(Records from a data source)
++++++
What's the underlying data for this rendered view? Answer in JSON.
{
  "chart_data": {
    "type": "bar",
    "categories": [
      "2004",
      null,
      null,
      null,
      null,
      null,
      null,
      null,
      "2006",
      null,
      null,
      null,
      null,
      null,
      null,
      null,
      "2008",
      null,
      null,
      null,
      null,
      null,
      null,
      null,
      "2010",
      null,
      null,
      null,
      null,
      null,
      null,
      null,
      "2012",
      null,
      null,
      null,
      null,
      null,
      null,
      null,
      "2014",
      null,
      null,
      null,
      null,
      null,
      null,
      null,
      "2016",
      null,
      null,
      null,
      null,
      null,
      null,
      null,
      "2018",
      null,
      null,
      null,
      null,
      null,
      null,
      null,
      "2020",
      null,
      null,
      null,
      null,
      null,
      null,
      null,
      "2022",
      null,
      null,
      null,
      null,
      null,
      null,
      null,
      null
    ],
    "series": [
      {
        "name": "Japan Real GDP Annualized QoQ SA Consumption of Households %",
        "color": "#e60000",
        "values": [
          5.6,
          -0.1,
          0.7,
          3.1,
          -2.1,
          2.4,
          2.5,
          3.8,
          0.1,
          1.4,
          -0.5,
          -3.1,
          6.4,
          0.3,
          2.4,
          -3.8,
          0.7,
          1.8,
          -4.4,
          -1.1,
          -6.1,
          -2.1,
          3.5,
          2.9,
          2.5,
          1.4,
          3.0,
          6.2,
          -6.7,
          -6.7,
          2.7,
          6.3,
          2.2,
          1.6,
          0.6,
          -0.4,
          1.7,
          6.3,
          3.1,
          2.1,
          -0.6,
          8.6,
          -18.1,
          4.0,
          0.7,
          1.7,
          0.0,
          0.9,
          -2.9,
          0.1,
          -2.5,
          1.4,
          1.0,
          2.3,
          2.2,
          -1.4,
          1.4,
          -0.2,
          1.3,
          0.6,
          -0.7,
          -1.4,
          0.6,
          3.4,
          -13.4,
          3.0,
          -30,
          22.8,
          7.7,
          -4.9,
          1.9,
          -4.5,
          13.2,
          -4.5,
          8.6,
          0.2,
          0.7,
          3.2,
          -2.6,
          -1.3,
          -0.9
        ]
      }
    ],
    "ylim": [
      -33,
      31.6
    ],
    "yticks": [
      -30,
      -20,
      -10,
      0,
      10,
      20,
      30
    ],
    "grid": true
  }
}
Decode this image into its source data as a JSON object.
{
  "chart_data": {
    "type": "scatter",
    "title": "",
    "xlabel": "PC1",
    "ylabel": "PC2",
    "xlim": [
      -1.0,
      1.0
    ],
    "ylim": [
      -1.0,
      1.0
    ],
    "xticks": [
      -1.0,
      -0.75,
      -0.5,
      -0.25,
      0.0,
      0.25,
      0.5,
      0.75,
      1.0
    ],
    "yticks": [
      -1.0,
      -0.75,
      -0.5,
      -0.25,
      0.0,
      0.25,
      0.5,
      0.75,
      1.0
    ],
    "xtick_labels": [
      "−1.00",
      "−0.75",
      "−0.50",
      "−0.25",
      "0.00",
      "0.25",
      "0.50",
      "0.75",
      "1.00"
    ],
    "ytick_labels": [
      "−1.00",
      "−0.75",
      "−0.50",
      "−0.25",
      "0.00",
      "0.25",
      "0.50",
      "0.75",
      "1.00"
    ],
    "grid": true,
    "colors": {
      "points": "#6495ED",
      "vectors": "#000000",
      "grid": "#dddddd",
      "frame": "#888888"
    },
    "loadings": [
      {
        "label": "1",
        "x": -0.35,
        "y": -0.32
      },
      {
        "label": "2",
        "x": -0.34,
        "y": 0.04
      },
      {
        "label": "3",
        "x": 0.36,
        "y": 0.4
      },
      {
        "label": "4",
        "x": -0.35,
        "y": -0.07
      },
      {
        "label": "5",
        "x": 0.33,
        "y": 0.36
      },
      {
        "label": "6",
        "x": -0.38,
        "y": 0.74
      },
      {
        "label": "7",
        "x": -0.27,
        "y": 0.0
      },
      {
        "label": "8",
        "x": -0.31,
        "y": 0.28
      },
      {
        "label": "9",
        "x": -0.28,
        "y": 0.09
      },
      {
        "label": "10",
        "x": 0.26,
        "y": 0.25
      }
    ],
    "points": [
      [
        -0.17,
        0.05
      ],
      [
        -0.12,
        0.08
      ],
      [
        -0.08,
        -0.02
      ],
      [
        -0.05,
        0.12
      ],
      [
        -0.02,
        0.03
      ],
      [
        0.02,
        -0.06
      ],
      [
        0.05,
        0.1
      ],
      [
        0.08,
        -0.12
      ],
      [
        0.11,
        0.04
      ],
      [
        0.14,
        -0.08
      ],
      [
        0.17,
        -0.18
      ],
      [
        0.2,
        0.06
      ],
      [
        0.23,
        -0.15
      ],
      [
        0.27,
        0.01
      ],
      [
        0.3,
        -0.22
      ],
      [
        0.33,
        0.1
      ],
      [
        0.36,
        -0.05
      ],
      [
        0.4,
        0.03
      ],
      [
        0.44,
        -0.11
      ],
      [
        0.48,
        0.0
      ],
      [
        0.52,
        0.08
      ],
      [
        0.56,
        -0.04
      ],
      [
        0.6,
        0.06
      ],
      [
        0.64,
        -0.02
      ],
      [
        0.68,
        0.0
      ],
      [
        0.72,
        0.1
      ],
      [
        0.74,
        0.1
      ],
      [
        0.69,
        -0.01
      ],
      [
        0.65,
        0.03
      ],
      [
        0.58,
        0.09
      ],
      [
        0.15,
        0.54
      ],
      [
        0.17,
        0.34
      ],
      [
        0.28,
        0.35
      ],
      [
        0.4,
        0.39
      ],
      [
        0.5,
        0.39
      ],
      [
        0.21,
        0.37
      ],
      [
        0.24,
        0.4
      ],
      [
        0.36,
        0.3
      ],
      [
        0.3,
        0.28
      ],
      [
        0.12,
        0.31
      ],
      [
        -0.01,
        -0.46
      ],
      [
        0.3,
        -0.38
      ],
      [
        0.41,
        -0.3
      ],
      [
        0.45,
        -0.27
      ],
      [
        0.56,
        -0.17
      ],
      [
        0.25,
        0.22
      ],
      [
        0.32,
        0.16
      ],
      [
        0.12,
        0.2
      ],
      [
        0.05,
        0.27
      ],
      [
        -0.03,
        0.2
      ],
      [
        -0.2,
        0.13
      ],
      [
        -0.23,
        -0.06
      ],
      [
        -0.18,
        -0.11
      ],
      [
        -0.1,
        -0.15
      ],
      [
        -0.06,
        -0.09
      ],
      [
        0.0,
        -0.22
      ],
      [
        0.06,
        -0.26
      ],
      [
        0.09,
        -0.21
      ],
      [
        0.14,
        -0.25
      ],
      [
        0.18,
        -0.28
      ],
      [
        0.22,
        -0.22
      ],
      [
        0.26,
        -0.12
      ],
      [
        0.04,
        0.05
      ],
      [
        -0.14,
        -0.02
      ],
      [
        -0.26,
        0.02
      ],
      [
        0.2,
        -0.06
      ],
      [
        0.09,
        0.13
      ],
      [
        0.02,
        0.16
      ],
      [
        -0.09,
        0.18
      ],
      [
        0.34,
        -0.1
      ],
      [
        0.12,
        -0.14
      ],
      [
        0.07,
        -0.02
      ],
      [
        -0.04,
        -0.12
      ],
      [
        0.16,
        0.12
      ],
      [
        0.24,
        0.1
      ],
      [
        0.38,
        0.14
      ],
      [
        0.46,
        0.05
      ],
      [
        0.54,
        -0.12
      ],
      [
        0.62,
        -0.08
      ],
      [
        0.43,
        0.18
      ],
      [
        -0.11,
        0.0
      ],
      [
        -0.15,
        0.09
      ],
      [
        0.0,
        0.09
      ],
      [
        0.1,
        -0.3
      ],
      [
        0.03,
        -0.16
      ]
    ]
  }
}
++++++
[SHORT PROBLEM] Restate the records, all of them, precisely as written.

[FINISHED EXERCISE]
What's the underlying data for this rendered view? Answer in JSON.
{
  "chart_data": {
    "type": "bar",
    "categories": [
      "2004",
      null,
      null,
      null,
      null,
      null,
      null,
      null,
      "2006",
      null,
      null,
      null,
      null,
      null,
      null,
      null,
      "2008",
      null,
      null,
      null,
      null,
      null,
      null,
      null,
      "2010",
      null,
      null,
      null,
      null,
      null,
      null,
      null,
      "2012",
      null,
      null,
      null,
      null,
      null,
      null,
      null,
      "2014",
      null,
      null,
      null,
      null,
      null,
      null,
      null,
      "2016",
      null,
      null,
      null,
      null,
      null,
      null,
      null,
      "2018",
      null,
      null,
      null,
      null,
      null,
      null,
      null,
      "2020",
      null,
      null,
      null,
      null,
      null,
      null,
      null,
      "2022",
      null,
      null,
      null,
      null,
      null,
      null,
      null,
      null
    ],
    "series": [
      {
        "name": "Japan Real GDP Annualized QoQ SA Consumption of Households %",
        "color": "#e60000",
        "values": [
          5.6,
          -0.1,
          0.7,
          3.1,
          -2.1,
          2.4,
          2.5,
          3.8,
          0.1,
          1.4,
          -0.5,
          -3.1,
          6.4,
          0.3,
          2.4,
          -3.8,
          0.7,
          1.8,
          -4.4,
          -1.1,
          -6.1,
          -2.1,
          3.5,
          2.9,
          2.5,
          1.4,
          3.0,
          6.2,
          -6.7,
          -6.7,
          2.7,
          6.3,
          2.2,
          1.6,
          0.6,
          -0.4,
          1.7,
          6.3,
          3.1,
          2.1,
          -0.6,
          8.6,
          -18.1,
          4.0,
          0.7,
          1.7,
          0.0,
          0.9,
          -2.9,
          0.1,
          -2.5,
          1.4,
          1.0,
          2.3,
          2.2,
          -1.4,
          1.4,
          -0.2,
          1.3,
          0.6,
          -0.7,
          -1.4,
          0.6,
          3.4,
          -13.4,
          3.0,
          -30,
          22.8,
          7.7,
          -4.9,
          1.9,
          -4.5,
          13.2,
          -4.5,
          8.6,
          0.2,
          0.7,
          3.2,
          -2.6,
          -1.3,
          -0.9
        ]
      }
    ],
    "ylim": [
      -33,
      31.6
    ],
    "yticks": [
      -30,
      -20,
      -10,
      0,
      10,
      20,
      30
    ],
    "grid": true
  }
}
Decode this image into its source data as a JSON object.
{
  "chart_data": {
    "type": "scatter",
    "title": "",
    "xlabel": "PC1",
    "ylabel": "PC2",
    "xlim": [
      -1.0,
      1.0
    ],
    "ylim": [
      -1.0,
      1.0
    ],
    "xticks": [
      -1.0,
      -0.75,
      -0.5,
      -0.25,
      0.0,
      0.25,
      0.5,
      0.75,
      1.0
    ],
    "yticks": [
      -1.0,
      -0.75,
      -0.5,
      -0.25,
      0.0,
      0.25,
      0.5,
      0.75,
      1.0
    ],
    "xtick_labels": [
      "−1.00",
      "−0.75",
      "−0.50",
      "−0.25",
      "0.00",
      "0.25",
      "0.50",
      "0.75",
      "1.00"
    ],
    "ytick_labels": [
      "−1.00",
      "−0.75",
      "−0.50",
      "−0.25",
      "0.00",
      "0.25",
      "0.50",
      "0.75",
      "1.00"
    ],
    "grid": true,
    "colors": {
      "points": "#6495ED",
      "vectors": "#000000",
      "grid": "#dddddd",
      "frame": "#888888"
    },
    "loadings": [
      {
        "label": "1",
        "x": -0.35,
        "y": -0.32
      },
      {
        "label": "2",
        "x": -0.34,
        "y": 0.04
      },
      {
        "label": "3",
        "x": 0.36,
        "y": 0.4
      },
      {
        "label": "4",
        "x": -0.35,
        "y": -0.07
      },
      {
        "label": "5",
        "x": 0.33,
        "y": 0.36
      },
      {
        "label": "6",
        "x": -0.38,
        "y": 0.74
      },
      {
        "label": "7",
        "x": -0.27,
        "y": 0.0
      },
      {
        "label": "8",
        "x": -0.31,
        "y": 0.28
      },
      {
        "label": "9",
        "x": -0.28,
        "y": 0.09
      },
      {
        "label": "10",
        "x": 0.26,
        "y": 0.25
      }
    ],
    "points": [
      [
        -0.17,
        0.05
      ],
      [
        -0.12,
        0.08
      ],
      [
        -0.08,
        -0.02
      ],
      [
        -0.05,
        0.12
      ],
      [
        -0.02,
        0.03
      ],
      [
        0.02,
        -0.06
      ],
      [
        0.05,
        0.1
      ],
      [
        0.08,
        -0.12
      ],
      [
        0.11,
        0.04
      ],
      [
        0.14,
        -0.08
      ],
      [
        0.17,
        -0.18
      ],
      [
        0.2,
        0.06
      ],
      [
        0.23,
        -0.15
      ],
      [
        0.27,
        0.01
      ],
      [
        0.3,
        -0.22
      ],
      [
        0.33,
        0.1
      ],
      [
        0.36,
        -0.05
      ],
      [
        0.4,
        0.03
      ],
      [
        0.44,
        -0.11
      ],
      [
        0.48,
        0.0
      ],
      [
        0.52,
        0.08
      ],
      [
        0.56,
        -0.04
      ],
      [
        0.6,
        0.06
      ],
      [
        0.64,
        -0.02
      ],
      [
        0.68,
        0.0
      ],
      [
        0.72,
        0.1
      ],
      [
        0.74,
        0.1
      ],
      [
        0.69,
        -0.01
      ],
      [
        0.65,
        0.03
      ],
      [
        0.58,
        0.09
      ],
      [
        0.15,
        0.54
      ],
      [
        0.17,
        0.34
      ],
      [
        0.28,
        0.35
      ],
      [
        0.4,
        0.39
      ],
      [
        0.5,
        0.39
      ],
      [
        0.21,
        0.37
      ],
      [
        0.24,
        0.4
      ],
      [
        0.36,
        0.3
      ],
      [
        0.3,
        0.28
      ],
      [
        0.12,
        0.31
      ],
      [
        -0.01,
        -0.46
      ],
      [
        0.3,
        -0.38
      ],
      [
        0.41,
        -0.3
      ],
      [
        0.45,
        -0.27
      ],
      [
        0.56,
        -0.17
      ],
      [
        0.25,
        0.22
      ],
      [
        0.32,
        0.16
      ],
      [
        0.12,
        0.2
      ],
      [
        0.05,
        0.27
      ],
      [
        -0.03,
        0.2
      ],
      [
        -0.2,
        0.13
      ],
      [
        -0.23,
        -0.06
      ],
      [
        -0.18,
        -0.11
      ],
      [
        -0.1,
        -0.15
      ],
      [
        -0.06,
        -0.09
      ],
      [
        0.0,
        -0.22
      ],
      [
        0.06,
        -0.26
      ],
      [
        0.09,
        -0.21
      ],
      [
        0.14,
        -0.25
      ],
      [
        0.18,
        -0.28
      ],
      [
        0.22,
        -0.22
      ],
      [
        0.26,
        -0.12
      ],
      [
        0.04,
        0.05
      ],
      [
        -0.14,
        -0.02
      ],
      [
        -0.26,
        0.02
      ],
      [
        0.2,
        -0.06
      ],
      [
        0.09,
        0.13
      ],
      [
        0.02,
        0.16
      ],
      [
        -0.09,
        0.18
      ],
      [
        0.34,
        -0.1
      ],
      [
        0.12,
        -0.14
      ],
      [
        0.07,
        -0.02
      ],
      [
        -0.04,
        -0.12
      ],
      [
        0.16,
        0.12
      ],
      [
        0.24,
        0.1
      ],
      [
        0.38,
        0.14
      ],
      [
        0.46,
        0.05
      ],
      [
        0.54,
        -0.12
      ],
      [
        0.62,
        -0.08
      ],
      [
        0.43,
        0.18
      ],
      [
        -0.11,
        0.0
      ],
      [
        -0.15,
        0.09
      ],
      [
        0.0,
        0.09
      ],
      [
        0.1,
        -0.3
      ],
      [
        0.03,
        -0.16
      ]
    ]
  }
}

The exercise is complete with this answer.